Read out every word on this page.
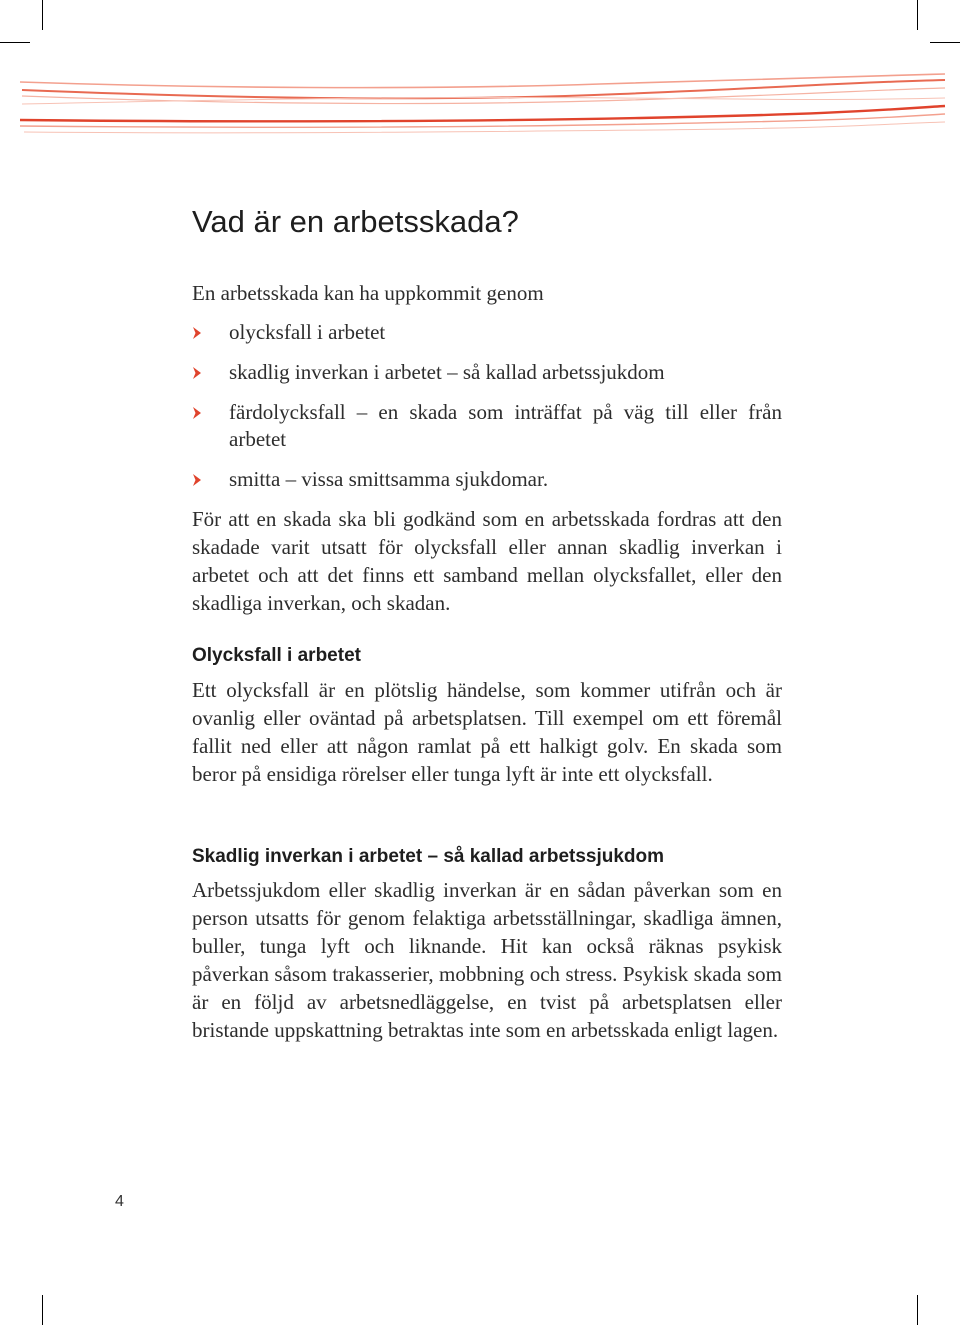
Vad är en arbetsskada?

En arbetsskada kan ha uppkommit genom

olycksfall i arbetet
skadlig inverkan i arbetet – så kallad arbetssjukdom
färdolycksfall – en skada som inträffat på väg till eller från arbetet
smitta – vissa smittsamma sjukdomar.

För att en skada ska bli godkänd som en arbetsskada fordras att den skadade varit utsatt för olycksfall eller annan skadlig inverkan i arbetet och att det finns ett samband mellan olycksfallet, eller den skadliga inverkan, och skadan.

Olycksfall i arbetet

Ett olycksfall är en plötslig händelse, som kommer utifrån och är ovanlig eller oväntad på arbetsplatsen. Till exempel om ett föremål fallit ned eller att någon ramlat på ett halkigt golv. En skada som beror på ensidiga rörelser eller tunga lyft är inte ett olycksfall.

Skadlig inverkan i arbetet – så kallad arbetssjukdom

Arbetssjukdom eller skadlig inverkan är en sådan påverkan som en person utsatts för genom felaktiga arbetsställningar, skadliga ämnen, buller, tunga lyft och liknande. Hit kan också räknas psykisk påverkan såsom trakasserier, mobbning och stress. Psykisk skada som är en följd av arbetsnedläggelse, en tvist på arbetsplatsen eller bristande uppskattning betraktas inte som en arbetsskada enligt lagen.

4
• • • •
Each line holding "kallad" should be copied from the material above.

__ANSWER FOR THE TASK__.
skadlig inverkan i arbetet – så kallad arbetssjukdom
Skadlig inverkan i arbetet – så kallad arbetssjukdom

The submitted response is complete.